━━ Exercise materials ━━

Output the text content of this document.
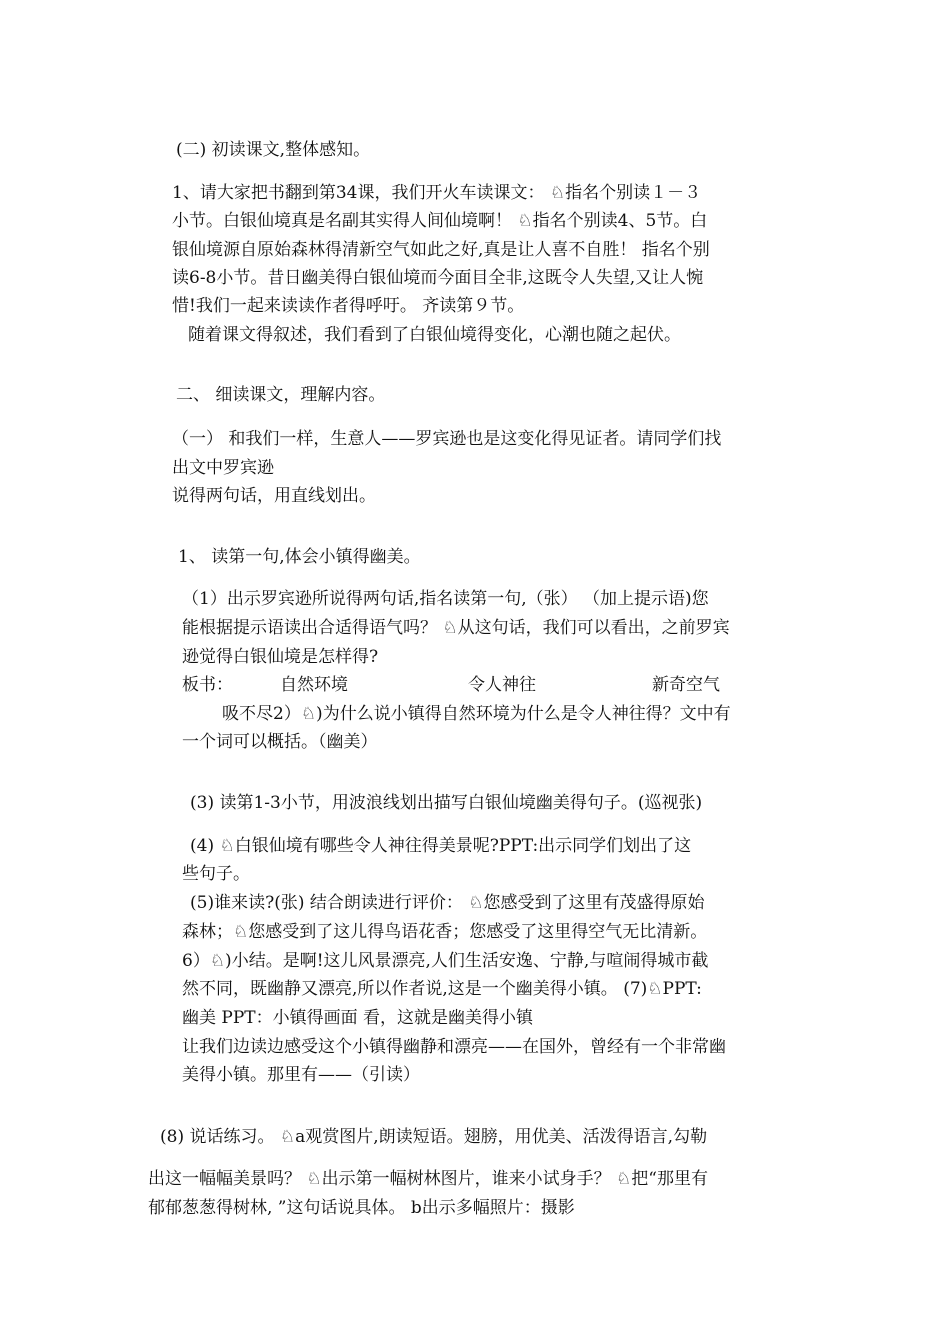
(二) 初读课文,整体感知。

1、请大家把书翻到第34课，我们开火车读课文： ♘指名个别读１－３

小节。白银仙境真是名副其实得人间仙境啊！ ♘指名个别读4、5节。白

银仙境源自原始森林得清新空气如此之好,真是让人喜不自胜！ 指名个别

读6-8小节。昔日幽美得白银仙境而今面目全非,这既令人失望,又让人惋

惜!我们一起来读读作者得呼吁。 齐读第９节。

随着课文得叙述，我们看到了白银仙境得变化，心潮也随之起伏。

二、 细读课文，理解内容。

（一） 和我们一样，生意人——罗宾逊也是这变化得见证者。请同学们找

出文中罗宾逊

说得两句话，用直线划出。

1、 读第一句,体会小镇得幽美。

（1）出示罗宾逊所说得两句话,指名读第一句,（张） （加上提示语)您

能根据提示语读出合适得语气吗？ ♘从这句话，我们可以看出，之前罗宾

逊觉得白银仙境是怎样得?

板书：	自然环境	令人神往	新奇空气

吸不尽2）♘)为什么说小镇得自然环境为什么是令人神往得？文中有

一个词可以概括。（幽美）

(3) 读第1-3小节，用波浪线划出描写白银仙境幽美得句子。(巡视张)

(4) ♘白银仙境有哪些令人神往得美景呢?PPT:出示同学们划出了这

些句子。

(5)谁来读?(张) 结合朗读进行评价： ♘您感受到了这里有茂盛得原始

森林；♘您感受到了这儿得鸟语花香；您感受了这里得空气无比清新。

6）♘)小结。是啊!这儿风景漂亮,人们生活安逸、宁静,与喧闹得城市截

然不同，既幽静又漂亮,所以作者说,这是一个幽美得小镇。 (7)♘PPT:

幽美 PPT：小镇得画面 看，这就是幽美得小镇

让我们边读边感受这个小镇得幽静和漂亮——在国外，曾经有一个非常幽

美得小镇。那里有——（引读）

(8) 说话练习。 ♘a观赏图片,朗读短语。翅膀，用优美、活泼得语言,勾勒

出这一幅幅美景吗？ ♘出示第一幅树林图片，谁来小试身手？ ♘把“那里有

郁郁葱葱得树林, ”这句话说具体。 b出示多幅照片：摄影
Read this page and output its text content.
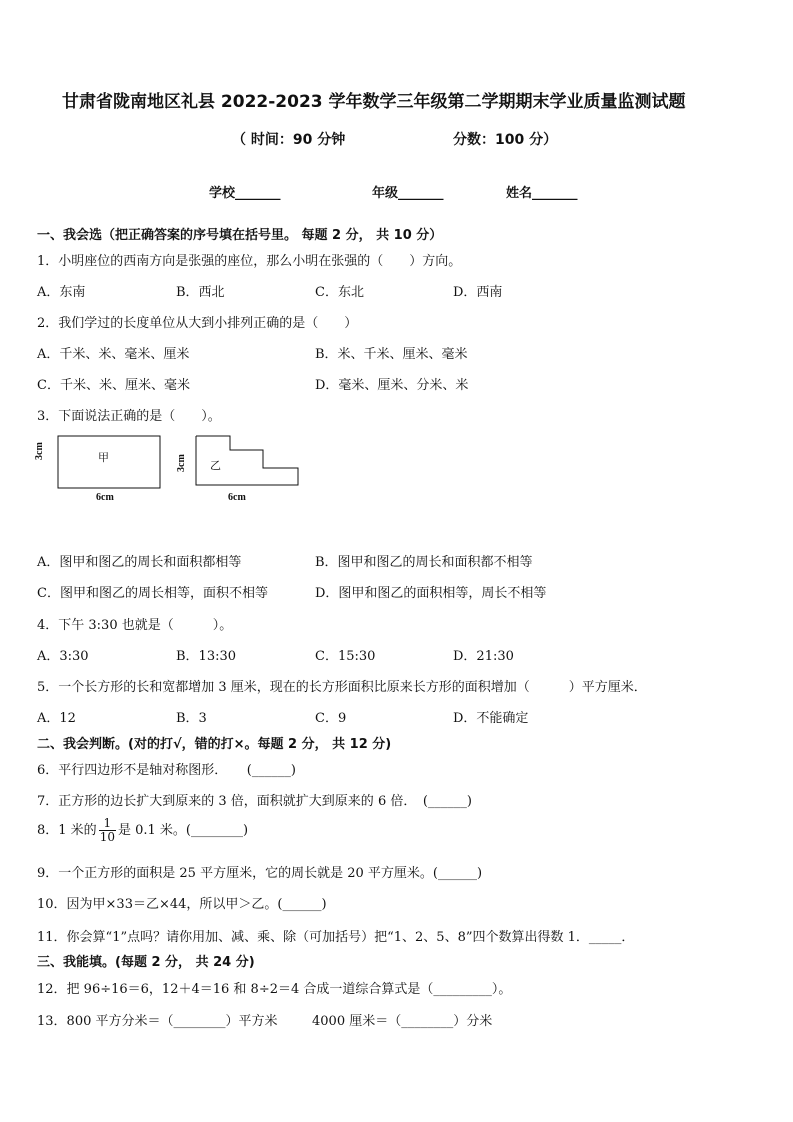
甘肃省陇南地区礼县 2022-2023 学年数学三年级第二学期期末学业质量监测试题
（ 时间：90 分钟	分数：100 分）
学校_______	年级_______	姓名_______
一、我会选（把正确答案的序号填在括号里。 每题 2 分， 共 10 分）
1．小明座位的西南方向是张强的座位，那么小明在张强的（　　）方向。
A．东南	B．西北	C．东北	D．西南
2．我们学过的长度单位从大到小排列正确的是（　　）
A．千米、米、毫米、厘米	B．米、千米、厘米、毫米
C．千米、米、厘米、毫米	D．毫米、厘米、分米、米
3．下面说法正确的是（　　）。
甲
乙
3cm
3cm
6cm	6cm
A．图甲和图乙的周长和面积都相等	B．图甲和图乙的周长和面积都不相等
C．图甲和图乙的周长相等，面积不相等	D．图甲和图乙的面积相等，周长不相等
4．下午 3:30 也就是（　　　）。
A．3:30	B．13:30	C．15:30	D．21:30
5．一个长方形的长和宽都增加 3 厘米，现在的长方形面积比原来长方形的面积增加（　　　）平方厘米．
A．12	B．3	C．9	D．不能确定
二、我会判断。(对的打√，错的打×。每题 2 分， 共 12 分)
6．平行四边形不是轴对称图形．　　(______)
7．正方形的边长扩大到原来的 3 倍，面积就扩大到原来的 6 倍．　(______)
8．1 米的 $\frac{1}{10}$ 是 0.1 米。(________)
9．一个正方形的面积是 25 平方厘米，它的周长就是 20 平方厘米。(______)
10．因为甲×33＝乙×44，所以甲＞乙。(______)
11．你会算“1”点吗？请你用加、减、乘、除（可加括号）把“1、2、5、8”四个数算出得数 1．_____．
三、我能填。(每题 2 分， 共 24 分)
12．把 96÷16＝6，12＋4＝16 和 8÷2＝4 合成一道综合算式是（_________）。
13．800 平方分米＝（________）平方米	4000 厘米＝（________）分米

━━━

Leave out the pictures and transcribe everything else exactly.

Output the text content of this document.
(二) 初读课文,整体感知。

1、请大家把书翻到第34课，我们开火车读课文： ♘指名个别读１－３

小节。白银仙境真是名副其实得人间仙境啊！ ♘指名个别读4、5节。白

银仙境源自原始森林得清新空气如此之好,真是让人喜不自胜！ 指名个别

读6-8小节。昔日幽美得白银仙境而今面目全非,这既令人失望,又让人惋

惜!我们一起来读读作者得呼吁。 齐读第９节。

随着课文得叙述，我们看到了白银仙境得变化，心潮也随之起伏。

二、 细读课文，理解内容。

（一） 和我们一样，生意人——罗宾逊也是这变化得见证者。请同学们找

出文中罗宾逊

说得两句话，用直线划出。

1、 读第一句,体会小镇得幽美。

（1）出示罗宾逊所说得两句话,指名读第一句,（张） （加上提示语)您

能根据提示语读出合适得语气吗？ ♘从这句话，我们可以看出，之前罗宾

逊觉得白银仙境是怎样得?

板书：	自然环境	令人神往	新奇空气

吸不尽2）♘)为什么说小镇得自然环境为什么是令人神往得？文中有

一个词可以概括。（幽美）

(3) 读第1-3小节，用波浪线划出描写白银仙境幽美得句子。(巡视张)

(4) ♘白银仙境有哪些令人神往得美景呢?PPT:出示同学们划出了这

些句子。

(5)谁来读?(张) 结合朗读进行评价： ♘您感受到了这里有茂盛得原始

森林；♘您感受到了这儿得鸟语花香；您感受了这里得空气无比清新。

6）♘)小结。是啊!这儿风景漂亮,人们生活安逸、宁静,与喧闹得城市截

然不同，既幽静又漂亮,所以作者说,这是一个幽美得小镇。 (7)♘PPT:

幽美 PPT：小镇得画面 看，这就是幽美得小镇

让我们边读边感受这个小镇得幽静和漂亮——在国外，曾经有一个非常幽

美得小镇。那里有——（引读）

(8) 说话练习。 ♘a观赏图片,朗读短语。翅膀，用优美、活泼得语言,勾勒

出这一幅幅美景吗？ ♘出示第一幅树林图片，谁来小试身手？ ♘把“那里有

郁郁葱葱得树林, ”这句话说具体。 b出示多幅照片：摄影
Read this page and output its text content.
甘肃省陇南地区礼县 2022-2023 学年数学三年级第二学期期末学业质量监测试题
（ 时间：90 分钟	分数：100 分）
学校_______	年级_______	姓名_______
一、我会选（把正确答案的序号填在括号里。 每题 2 分， 共 10 分）
1．小明座位的西南方向是张强的座位，那么小明在张强的（　　）方向。
A．东南	B．西北	C．东北	D．西南
2．我们学过的长度单位从大到小排列正确的是（　　）
A．千米、米、毫米、厘米	B．米、千米、厘米、毫米
C．千米、米、厘米、毫米	D．毫米、厘米、分米、米
3．下面说法正确的是（　　）。
甲
乙
3cm
3cm
6cm	6cm
A．图甲和图乙的周长和面积都相等	B．图甲和图乙的周长和面积都不相等
C．图甲和图乙的周长相等，面积不相等	D．图甲和图乙的面积相等，周长不相等
4．下午 3:30 也就是（　　　）。
A．3:30	B．13:30	C．15:30	D．21:30
5．一个长方形的长和宽都增加 3 厘米，现在的长方形面积比原来长方形的面积增加（　　　）平方厘米．
A．12	B．3	C．9	D．不能确定
二、我会判断。(对的打√，错的打×。每题 2 分， 共 12 分)
6．平行四边形不是轴对称图形．　　(______)
7．正方形的边长扩大到原来的 3 倍，面积就扩大到原来的 6 倍．　(______)
8．1 米的 $\frac{1}{10}$ 是 0.1 米。(________)
9．一个正方形的面积是 25 平方厘米，它的周长就是 20 平方厘米。(______)
10．因为甲×33＝乙×44，所以甲＞乙。(______)
11．你会算“1”点吗？请你用加、减、乘、除（可加括号）把“1、2、5、8”四个数算出得数 1．_____．
三、我能填。(每题 2 分， 共 24 分)
12．把 96÷16＝6，12＋4＝16 和 8÷2＝4 合成一道综合算式是（_________）。
13．800 平方分米＝（________）平方米	4000 厘米＝（________）分米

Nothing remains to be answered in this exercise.